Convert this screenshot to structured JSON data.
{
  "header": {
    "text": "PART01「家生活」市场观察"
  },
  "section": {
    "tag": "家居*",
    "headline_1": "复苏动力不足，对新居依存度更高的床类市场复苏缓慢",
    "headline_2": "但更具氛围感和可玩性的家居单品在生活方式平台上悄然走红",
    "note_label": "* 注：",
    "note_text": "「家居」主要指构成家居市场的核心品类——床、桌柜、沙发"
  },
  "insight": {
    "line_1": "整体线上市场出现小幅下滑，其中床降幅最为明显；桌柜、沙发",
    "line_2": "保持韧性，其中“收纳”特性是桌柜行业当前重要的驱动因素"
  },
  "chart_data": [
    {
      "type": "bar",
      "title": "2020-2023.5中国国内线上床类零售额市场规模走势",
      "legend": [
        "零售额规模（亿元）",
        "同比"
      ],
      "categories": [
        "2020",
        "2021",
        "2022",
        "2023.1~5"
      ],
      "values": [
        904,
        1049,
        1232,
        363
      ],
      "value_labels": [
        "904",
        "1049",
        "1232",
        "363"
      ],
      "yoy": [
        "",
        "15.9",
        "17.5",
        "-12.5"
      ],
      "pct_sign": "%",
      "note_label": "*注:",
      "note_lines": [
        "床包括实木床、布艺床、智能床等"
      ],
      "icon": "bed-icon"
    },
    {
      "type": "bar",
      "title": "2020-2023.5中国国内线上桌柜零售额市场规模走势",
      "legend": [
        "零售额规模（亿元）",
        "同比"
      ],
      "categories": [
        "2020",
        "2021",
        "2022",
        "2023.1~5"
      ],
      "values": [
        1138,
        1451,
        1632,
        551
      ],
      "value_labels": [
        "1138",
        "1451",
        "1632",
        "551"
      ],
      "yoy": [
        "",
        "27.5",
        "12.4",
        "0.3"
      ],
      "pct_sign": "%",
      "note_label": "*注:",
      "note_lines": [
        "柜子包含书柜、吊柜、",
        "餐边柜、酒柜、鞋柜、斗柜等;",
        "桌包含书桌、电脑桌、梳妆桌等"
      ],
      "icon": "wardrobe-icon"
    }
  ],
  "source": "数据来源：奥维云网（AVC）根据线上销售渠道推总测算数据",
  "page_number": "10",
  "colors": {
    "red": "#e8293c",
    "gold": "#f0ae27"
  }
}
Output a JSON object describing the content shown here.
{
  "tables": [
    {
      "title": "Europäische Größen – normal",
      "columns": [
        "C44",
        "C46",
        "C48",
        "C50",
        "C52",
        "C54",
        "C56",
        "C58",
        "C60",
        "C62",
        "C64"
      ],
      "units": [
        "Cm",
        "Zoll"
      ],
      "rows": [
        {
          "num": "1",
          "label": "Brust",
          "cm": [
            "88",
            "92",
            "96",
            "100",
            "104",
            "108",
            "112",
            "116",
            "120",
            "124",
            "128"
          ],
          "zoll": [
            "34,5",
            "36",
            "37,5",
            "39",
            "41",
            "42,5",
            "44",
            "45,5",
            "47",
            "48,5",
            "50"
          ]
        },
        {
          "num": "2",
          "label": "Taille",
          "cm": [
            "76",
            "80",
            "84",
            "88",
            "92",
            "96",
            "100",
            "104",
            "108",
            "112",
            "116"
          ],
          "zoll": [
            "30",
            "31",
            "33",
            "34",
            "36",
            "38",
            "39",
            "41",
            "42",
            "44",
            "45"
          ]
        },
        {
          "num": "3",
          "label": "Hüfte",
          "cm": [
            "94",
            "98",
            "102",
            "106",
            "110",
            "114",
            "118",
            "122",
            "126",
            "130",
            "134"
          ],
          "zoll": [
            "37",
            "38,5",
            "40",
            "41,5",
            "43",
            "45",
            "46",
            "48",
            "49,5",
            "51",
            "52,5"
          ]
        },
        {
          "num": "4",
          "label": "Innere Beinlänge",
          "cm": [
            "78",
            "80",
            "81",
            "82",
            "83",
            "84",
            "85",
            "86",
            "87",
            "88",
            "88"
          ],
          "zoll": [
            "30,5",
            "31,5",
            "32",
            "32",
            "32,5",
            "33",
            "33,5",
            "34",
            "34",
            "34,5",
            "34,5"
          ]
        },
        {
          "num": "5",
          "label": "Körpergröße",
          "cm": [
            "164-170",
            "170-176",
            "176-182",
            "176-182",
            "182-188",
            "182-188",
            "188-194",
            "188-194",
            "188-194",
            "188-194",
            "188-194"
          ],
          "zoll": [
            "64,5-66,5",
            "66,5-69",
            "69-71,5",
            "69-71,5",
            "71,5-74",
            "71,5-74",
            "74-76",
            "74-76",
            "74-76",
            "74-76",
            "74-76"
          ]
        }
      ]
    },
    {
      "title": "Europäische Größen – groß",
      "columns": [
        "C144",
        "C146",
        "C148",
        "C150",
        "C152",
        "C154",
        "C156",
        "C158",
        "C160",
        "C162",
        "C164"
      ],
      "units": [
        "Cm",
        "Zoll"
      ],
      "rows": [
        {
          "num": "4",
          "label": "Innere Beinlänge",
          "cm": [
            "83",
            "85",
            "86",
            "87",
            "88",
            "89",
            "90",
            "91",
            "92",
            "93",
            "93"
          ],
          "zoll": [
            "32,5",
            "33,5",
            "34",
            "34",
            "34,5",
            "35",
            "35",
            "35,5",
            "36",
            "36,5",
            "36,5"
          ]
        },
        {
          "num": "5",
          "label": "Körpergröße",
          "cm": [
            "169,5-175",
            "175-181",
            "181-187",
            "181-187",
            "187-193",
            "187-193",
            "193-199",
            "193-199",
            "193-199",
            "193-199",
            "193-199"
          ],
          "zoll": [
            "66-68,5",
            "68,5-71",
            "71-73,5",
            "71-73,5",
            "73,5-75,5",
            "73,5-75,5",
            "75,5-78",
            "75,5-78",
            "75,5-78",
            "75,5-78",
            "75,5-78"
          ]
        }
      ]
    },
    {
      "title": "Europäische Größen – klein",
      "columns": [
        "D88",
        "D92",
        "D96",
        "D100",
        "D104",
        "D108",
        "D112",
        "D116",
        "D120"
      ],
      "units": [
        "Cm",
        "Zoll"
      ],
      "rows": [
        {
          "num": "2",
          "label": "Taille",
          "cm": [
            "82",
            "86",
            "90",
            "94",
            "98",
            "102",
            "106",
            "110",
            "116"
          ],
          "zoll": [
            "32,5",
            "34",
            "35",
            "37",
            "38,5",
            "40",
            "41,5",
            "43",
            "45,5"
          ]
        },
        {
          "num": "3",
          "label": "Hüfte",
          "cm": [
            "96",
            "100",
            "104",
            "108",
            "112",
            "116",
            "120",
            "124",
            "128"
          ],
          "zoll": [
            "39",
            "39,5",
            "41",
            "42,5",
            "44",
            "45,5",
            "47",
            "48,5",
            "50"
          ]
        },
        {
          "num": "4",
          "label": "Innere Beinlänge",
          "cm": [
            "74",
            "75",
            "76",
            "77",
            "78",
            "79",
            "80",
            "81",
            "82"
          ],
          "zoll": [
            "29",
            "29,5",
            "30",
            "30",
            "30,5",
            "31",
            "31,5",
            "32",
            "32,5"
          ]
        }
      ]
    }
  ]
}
————————
Directive:
Pick out all lines from the data above in which the word "JSON" appears.

Finished answer:
Convert this screenshot to structured JSON data.
Output a JSON object describing the content shown here.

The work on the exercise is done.